* begin Records for the exercise *

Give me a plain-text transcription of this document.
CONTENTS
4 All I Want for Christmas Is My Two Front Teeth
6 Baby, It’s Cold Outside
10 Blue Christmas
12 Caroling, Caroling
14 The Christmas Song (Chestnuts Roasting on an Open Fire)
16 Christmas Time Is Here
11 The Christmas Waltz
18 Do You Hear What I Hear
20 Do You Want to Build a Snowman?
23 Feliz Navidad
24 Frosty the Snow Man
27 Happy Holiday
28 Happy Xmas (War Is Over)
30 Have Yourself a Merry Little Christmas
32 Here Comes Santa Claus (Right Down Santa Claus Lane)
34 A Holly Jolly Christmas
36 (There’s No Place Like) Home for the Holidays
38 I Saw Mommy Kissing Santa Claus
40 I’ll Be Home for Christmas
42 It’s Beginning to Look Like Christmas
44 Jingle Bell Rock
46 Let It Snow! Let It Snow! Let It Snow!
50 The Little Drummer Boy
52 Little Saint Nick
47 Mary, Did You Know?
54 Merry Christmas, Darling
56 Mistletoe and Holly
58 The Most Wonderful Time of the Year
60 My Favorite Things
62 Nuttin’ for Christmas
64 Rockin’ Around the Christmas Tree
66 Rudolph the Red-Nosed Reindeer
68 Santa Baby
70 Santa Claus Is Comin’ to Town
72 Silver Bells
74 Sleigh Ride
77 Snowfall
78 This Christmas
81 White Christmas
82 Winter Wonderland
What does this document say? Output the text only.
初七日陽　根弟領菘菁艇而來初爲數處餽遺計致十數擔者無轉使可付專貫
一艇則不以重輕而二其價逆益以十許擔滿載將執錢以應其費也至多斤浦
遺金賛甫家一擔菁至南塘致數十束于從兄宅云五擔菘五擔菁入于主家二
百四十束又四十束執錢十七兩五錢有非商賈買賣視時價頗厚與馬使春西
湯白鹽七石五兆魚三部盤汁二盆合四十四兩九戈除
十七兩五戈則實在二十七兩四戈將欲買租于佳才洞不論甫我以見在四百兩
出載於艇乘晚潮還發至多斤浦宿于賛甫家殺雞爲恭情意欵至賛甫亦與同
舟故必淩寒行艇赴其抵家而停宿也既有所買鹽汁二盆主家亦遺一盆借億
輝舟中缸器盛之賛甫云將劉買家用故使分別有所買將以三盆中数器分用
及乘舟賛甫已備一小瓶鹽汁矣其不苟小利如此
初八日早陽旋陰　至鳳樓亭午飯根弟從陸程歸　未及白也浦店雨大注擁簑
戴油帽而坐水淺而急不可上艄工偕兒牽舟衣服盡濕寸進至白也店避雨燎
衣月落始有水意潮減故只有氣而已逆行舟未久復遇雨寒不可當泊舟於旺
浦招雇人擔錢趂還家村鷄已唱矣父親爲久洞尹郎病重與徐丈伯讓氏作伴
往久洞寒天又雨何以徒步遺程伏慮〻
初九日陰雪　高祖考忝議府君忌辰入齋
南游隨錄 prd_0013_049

* end Records for the exercise *

§ **To do**
Only lines with the string "Baby" belong in your answer; copy each one.

§ **Output below**
6 Baby, It’s Cold Outside
68 Santa Baby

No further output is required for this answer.